Every line that holds the string "JSON" is to be identified and copied.

Records shown:

━━━━━━━━━━━━━━━━

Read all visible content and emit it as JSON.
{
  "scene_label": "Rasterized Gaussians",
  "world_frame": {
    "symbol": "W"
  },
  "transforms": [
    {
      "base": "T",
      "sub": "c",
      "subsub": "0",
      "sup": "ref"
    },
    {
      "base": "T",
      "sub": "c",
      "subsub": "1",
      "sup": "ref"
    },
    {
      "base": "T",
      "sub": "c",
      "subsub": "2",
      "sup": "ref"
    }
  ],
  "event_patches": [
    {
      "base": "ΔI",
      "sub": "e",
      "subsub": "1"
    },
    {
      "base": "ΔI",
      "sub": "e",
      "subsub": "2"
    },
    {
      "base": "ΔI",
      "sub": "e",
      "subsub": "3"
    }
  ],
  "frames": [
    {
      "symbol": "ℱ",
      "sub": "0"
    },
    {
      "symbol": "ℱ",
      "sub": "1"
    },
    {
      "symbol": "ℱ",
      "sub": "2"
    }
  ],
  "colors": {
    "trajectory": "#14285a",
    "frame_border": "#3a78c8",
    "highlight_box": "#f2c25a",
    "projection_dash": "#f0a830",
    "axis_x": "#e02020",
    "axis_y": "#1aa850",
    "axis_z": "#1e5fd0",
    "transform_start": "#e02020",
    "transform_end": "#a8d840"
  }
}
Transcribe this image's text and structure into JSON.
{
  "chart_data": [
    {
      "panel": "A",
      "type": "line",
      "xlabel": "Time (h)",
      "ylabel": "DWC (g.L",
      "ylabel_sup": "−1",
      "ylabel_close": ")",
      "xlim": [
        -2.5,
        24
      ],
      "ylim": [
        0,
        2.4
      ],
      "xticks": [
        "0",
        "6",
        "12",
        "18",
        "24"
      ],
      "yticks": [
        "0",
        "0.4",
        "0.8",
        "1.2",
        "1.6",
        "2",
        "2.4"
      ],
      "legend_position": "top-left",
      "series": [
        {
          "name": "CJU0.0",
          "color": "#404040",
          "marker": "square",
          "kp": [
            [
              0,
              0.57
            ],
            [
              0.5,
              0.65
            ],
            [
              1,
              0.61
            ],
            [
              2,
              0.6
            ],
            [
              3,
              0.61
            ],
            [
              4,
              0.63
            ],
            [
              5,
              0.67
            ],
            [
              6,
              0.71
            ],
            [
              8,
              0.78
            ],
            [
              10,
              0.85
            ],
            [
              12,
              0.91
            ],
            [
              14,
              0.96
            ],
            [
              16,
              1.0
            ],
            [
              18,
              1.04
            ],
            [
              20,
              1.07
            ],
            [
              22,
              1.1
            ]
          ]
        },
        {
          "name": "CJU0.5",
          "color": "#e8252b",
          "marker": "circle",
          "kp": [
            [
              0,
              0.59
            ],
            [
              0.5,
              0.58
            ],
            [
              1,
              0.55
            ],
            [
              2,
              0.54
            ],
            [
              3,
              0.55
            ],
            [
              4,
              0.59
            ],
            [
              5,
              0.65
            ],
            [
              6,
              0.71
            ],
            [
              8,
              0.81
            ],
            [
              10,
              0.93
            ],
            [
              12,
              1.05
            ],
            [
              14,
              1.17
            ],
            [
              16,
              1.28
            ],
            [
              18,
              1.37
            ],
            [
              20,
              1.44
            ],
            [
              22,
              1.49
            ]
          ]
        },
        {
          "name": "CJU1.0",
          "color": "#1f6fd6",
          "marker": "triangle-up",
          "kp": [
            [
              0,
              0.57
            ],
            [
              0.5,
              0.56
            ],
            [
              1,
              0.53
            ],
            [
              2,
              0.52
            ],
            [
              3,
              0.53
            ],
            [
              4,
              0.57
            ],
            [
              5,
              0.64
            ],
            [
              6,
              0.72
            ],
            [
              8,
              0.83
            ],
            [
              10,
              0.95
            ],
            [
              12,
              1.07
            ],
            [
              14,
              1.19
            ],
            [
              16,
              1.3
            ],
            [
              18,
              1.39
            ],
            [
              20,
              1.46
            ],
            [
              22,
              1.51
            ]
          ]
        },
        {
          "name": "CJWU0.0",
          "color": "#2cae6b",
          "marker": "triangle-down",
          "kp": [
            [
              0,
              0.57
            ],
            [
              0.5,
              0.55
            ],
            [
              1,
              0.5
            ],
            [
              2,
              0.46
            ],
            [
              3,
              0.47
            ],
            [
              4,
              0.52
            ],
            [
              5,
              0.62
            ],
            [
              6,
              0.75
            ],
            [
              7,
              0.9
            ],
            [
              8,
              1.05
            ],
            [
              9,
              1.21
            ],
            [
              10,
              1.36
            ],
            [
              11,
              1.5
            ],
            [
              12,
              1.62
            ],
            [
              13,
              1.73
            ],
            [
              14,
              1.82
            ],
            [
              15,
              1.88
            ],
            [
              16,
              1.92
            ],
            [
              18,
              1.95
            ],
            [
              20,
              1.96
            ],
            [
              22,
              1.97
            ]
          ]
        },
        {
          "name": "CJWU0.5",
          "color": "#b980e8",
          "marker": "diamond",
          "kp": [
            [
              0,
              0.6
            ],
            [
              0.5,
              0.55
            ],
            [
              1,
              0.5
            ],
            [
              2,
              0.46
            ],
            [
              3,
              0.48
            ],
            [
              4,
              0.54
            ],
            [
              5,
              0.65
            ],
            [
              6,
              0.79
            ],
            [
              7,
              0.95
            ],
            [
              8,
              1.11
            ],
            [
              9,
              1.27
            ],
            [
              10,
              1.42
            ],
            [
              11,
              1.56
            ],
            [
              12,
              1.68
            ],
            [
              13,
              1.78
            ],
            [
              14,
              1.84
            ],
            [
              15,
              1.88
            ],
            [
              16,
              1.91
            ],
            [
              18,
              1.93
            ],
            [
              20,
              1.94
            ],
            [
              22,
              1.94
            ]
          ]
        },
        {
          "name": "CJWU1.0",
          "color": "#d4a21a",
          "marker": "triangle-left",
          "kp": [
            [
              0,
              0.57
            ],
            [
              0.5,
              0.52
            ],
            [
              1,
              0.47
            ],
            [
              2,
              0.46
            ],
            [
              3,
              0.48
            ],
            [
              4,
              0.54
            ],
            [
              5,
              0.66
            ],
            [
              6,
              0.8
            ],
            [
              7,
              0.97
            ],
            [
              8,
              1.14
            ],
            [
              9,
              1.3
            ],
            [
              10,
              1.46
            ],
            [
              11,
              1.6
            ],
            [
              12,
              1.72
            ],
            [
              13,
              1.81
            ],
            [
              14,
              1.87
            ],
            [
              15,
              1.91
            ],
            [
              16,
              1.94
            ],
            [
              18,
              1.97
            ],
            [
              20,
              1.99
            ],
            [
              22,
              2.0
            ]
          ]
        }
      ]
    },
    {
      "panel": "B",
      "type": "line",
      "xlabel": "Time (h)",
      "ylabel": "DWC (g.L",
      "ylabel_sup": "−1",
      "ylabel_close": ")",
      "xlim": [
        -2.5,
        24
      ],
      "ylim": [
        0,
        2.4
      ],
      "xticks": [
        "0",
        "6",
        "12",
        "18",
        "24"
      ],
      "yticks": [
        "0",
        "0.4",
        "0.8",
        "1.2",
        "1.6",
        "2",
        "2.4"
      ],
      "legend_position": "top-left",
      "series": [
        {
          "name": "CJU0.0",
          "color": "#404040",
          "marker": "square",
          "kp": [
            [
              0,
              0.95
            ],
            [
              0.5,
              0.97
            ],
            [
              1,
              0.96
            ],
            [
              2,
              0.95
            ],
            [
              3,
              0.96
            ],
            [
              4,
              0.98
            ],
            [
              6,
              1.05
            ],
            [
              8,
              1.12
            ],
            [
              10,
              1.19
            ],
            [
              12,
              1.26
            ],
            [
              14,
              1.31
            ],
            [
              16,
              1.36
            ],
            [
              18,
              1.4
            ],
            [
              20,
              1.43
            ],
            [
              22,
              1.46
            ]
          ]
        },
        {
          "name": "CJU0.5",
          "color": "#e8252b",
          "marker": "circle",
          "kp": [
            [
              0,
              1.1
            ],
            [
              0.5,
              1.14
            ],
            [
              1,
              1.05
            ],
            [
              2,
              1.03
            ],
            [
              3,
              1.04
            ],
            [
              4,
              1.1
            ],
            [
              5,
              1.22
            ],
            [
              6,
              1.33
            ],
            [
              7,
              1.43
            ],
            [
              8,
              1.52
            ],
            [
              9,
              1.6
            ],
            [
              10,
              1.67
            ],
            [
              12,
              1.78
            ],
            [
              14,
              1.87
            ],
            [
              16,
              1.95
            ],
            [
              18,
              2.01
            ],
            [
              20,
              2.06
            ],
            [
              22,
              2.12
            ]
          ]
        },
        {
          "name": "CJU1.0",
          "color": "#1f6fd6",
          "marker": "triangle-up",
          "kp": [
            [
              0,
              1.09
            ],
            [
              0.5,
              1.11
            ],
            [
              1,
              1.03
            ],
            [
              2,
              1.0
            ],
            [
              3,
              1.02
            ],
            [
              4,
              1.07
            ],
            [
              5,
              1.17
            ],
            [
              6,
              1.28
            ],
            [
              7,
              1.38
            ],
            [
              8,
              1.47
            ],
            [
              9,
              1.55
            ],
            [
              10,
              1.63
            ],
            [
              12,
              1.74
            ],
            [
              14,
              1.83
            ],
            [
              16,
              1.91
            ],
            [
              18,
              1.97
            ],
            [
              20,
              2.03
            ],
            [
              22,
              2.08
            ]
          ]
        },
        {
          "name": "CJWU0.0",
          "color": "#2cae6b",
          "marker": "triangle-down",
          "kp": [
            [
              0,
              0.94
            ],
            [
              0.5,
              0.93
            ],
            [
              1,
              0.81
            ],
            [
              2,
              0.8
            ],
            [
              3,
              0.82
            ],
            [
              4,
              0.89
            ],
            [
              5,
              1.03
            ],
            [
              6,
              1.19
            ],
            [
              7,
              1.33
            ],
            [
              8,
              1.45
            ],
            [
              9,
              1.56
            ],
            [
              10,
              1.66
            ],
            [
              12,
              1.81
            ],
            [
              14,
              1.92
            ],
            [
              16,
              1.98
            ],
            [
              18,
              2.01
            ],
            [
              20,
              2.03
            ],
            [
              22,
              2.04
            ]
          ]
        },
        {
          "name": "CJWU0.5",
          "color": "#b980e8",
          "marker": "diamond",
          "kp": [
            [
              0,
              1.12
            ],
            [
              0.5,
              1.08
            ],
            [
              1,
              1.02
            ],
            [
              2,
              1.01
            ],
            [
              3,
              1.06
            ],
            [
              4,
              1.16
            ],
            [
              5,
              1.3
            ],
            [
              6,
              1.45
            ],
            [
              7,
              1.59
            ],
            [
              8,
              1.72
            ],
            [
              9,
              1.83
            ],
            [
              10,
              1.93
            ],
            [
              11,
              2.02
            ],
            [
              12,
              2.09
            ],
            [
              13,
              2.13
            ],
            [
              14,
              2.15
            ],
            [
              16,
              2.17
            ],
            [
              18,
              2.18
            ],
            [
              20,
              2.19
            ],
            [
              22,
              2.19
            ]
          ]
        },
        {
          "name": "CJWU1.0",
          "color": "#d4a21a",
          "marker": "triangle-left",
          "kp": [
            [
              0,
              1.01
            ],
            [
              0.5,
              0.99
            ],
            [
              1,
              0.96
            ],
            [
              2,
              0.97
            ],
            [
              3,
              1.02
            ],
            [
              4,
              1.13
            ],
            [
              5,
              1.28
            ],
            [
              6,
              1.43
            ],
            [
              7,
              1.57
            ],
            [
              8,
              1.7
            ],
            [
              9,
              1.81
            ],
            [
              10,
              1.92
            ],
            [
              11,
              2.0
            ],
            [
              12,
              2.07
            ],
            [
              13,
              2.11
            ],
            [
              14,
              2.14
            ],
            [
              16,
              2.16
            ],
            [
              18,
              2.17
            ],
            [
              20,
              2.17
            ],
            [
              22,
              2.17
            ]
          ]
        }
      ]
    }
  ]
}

━━━━━━━━━━━━━━━━

Written solution:
Read all visible content and emit it as JSON.
Transcribe this image's text and structure into JSON.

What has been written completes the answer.